# Kutipan Halaman:

:::

Bagaimana kiatnya? GTIS membuat tawaran sedemikian rupa sehingga menawan
hati calon investor dengan imbal hasil (yield) minimal 2% per bulan atau
24% per tahun. Bagaimana tidak menarik? Imbal hasil tersebut jauh lebih
tinggi daripada suku bunga deposito bank yang saat ini hanya sekitar 4–5%
per tahun. Tawaran semacam inilah yang membuat calon investor mabuk
kepayang untuk langsung menanamkan modal sekian puluh atau ratus juta atau
bahkan miliar dalam investasi. Hebatnya lagi, investasi abal-abal itu
terkadang berkedok koperasi.
Mitigasi Risiko
Lantas, bagaimana melakukan mitigasi risiko terhadap aneka investasi bodong
yang berselimut investasi emas atau syariah supaya laris manis? Pertama,
menyatukan izin operasional. Selama ini, izin investasi dapat diterbitkan
oleh berbagai instansi. Katakanlah, Badan Pengawas Pasar Modal dan Lembaga
Keuangan (Bapepam- LK) yang sudah melebur ke Otoritas Jasa Keuangan (OJK)
efektif 1 Januari 2013,
Kementerian Koperasi dan Usaha Kecil dan Menengah (UKM) dan instansi
lainnya. Oleh karena itu, kini sudah saatnya menyatukan penerbitan izin
operasional menjadi satu atap. Sudah seharusnya semua izin investasi apa
pun bentuknya menjadikewenanganOJKuntuk menerbitkannya. Penyatuan izin
operasional itu bertujuan untuk memudahkan pengawasan lebih lanjut.
Mengapa harus OJK? Karena salah satu fungsi utama OJK adalah melakukan
pengawasan dan sekaligus menekan serendah mungkin tindak kriminal yang
bersifat keuangan (financial crime). Kedua, memperkukuh pengawasan. Tentu
saja hal ini menjadi tantangan berat bagi OJK untuk lebih memperkuat fungsi
pengawasan ke depan. Mengapa demikian?
Karena penipuan berkedok investasi manis itu bagai maling di siang bolong
yang menyaru sebagai orang baik-baik, sehingga (calon) investor tidak cukup
waspada. Pertanyaan lanjutannya, mengapa investasi imitasi terus bernyanyi
dengan lagu-lagu nan merdu sehingga mampu meninabobokan (calon) investor
hijau alias junior dalam pengalaman dan bahkan investor senior?
Salah satu alasannya karena masyarakat kita (investor) tidak mau banyak
belajar. Tetapi maunya hanya mereguk madu alias profit setinggi langit
tanpa memikirkan racun alias potensi risiko. Bahkan mereka lupa rumus bahwa
imbal hasil tinggi pasti pula menyimpan risiko tinggi (high risk high return). Kementerian Koperasi dan UKM pun sudah
sepatutnya terus semakin membuka telinga lebar-lebar dan mempertajam daya
penciuman, agar mampu mencium aneka potensi risiko dari investasi yang
bertopi koperasi.

:::

# Baris Data Mentah:
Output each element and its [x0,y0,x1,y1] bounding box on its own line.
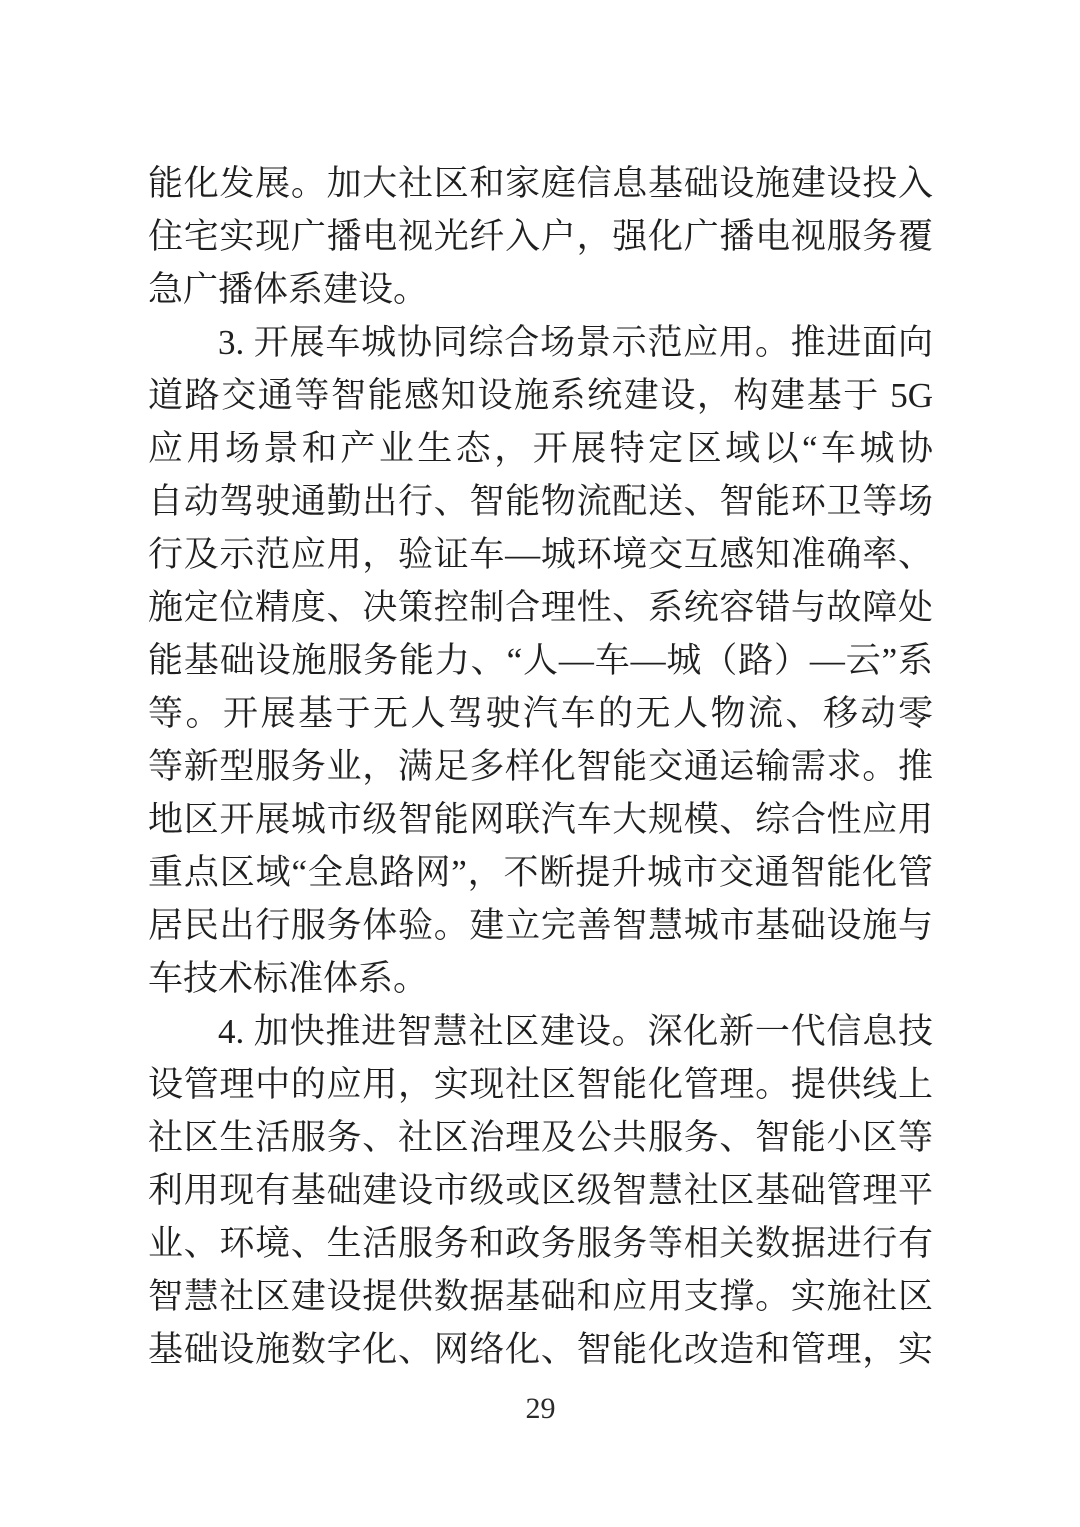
text-line: 利用现有基础建设市级或区级智慧社区基础管理平台，对物 [148,1164,933,1217]
text-line: 设管理中的应用，实现社区智能化管理。提供线上线下融合的 [148,1058,933,1111]
text-line: 地区开展城市级智能网联汽车大规模、综合性应用试点，探索 [148,793,933,846]
text-line: 急广播体系建设。 [148,263,933,316]
text-line: 智慧社区建设提供数据基础和应用支撑。实施社区公共设施和 [148,1270,933,1323]
text-line: 能基础设施服务能力、“人—车—城（路）—云”系统协同性 [148,634,933,687]
text-line: 自动驾驶通勤出行、智能物流配送、智能环卫等场景的测试运 [148,475,933,528]
text-line: 社区生活服务、社区治理及公共服务、智能小区等服务。充分 [148,1111,933,1164]
text-line: 住宅实现广播电视光纤入户，强化广播电视服务覆盖。推进应 [148,210,933,263]
text-line: 3. 开展车城协同综合场景示范应用。推进面向车城协同的 [148,316,933,369]
text-line: 居民出行服务体验。建立完善智慧城市基础设施与智能网联汽 [148,899,933,952]
paragraph: 3. 开展车城协同综合场景示范应用。推进面向车城协同的道路交通等智能感知设施系统… [148,316,933,1005]
text-line: 等新型服务业，满足多样化智能交通运输需求。推动有条件的 [148,740,933,793]
text-line: 车技术标准体系。 [148,952,933,1005]
text-line: 能化发展。加大社区和家庭信息基础设施建设投入力度，社区、 [148,157,933,210]
paragraph: 4. 加快推进智慧社区建设。深化新一代信息技术在社区建设管理中的应用，实现社区智… [148,1005,933,1376]
document-body: 能化发展。加大社区和家庭信息基础设施建设投入力度，社区、住宅实现广播电视光纤入户… [148,157,933,1376]
text-line: 业、环境、生活服务和政务服务等相关数据进行有效采集，为 [148,1217,933,1270]
text-line: 基础设施数字化、网络化、智能化改造和管理，实现节能减排、 [148,1323,933,1376]
paragraph: 能化发展。加大社区和家庭信息基础设施建设投入力度，社区、住宅实现广播电视光纤入户… [148,157,933,316]
text-line: 应用场景和产业生态，开展特定区域以“车城协同”为核心的 [148,422,933,475]
page-number: 29 [148,1392,933,1426]
text-line: 行及示范应用，验证车—城环境交互感知准确率、智能基础设 [148,528,933,581]
text-line: 施定位精度、决策控制合理性、系统容错与故障处理能力、智 [148,581,933,634]
text-line: 重点区域“全息路网”，不断提升城市交通智能化管理水平和 [148,846,933,899]
text-line: 等。开展基于无人驾驶汽车的无人物流、移动零售、移动办公 [148,687,933,740]
text-line: 4. 加快推进智慧社区建设。深化新一代信息技术在社区建 [148,1005,933,1058]
text-line: 道路交通等智能感知设施系统建设，构建基于 5G 的车城协同 [148,369,933,422]
document-page: 能化发展。加大社区和家庭信息基础设施建设投入力度，社区、住宅实现广播电视光纤入户… [0,0,1080,1527]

:::

# Petunjuk Pengerjaan:
[A] Sebutkan semua instansi pemerintah yang disebut namanya dalam kutipan halaman.
[B] Jawablah pertanyaan berikut berdasarkan kutipan halaman.
(i) Berapa imbal hasil minimal per bulan yang ditawarkan GTIS kepada calon investor?
(ii) Sejak tanggal berapa Bapepam-LK efektif melebur ke OJK?
(iii) Apa tujuan penyatuan izin operasional?

# Jawaban Setiap Tugas:
[A]
- Badan Pengawas Pasar Modal dan Lembaga Keuangan (Bapepam-LK)
- Otoritas Jasa Keuangan (OJK)
- Kementerian Koperasi dan Usaha Kecil dan Menengah (UKM)

[B]
(i) Minimal 2% per bulan, atau 24% per tahun.
(ii) 1 Januari 2013.
(iii) Untuk memudahkan pengawasan lebih lanjut.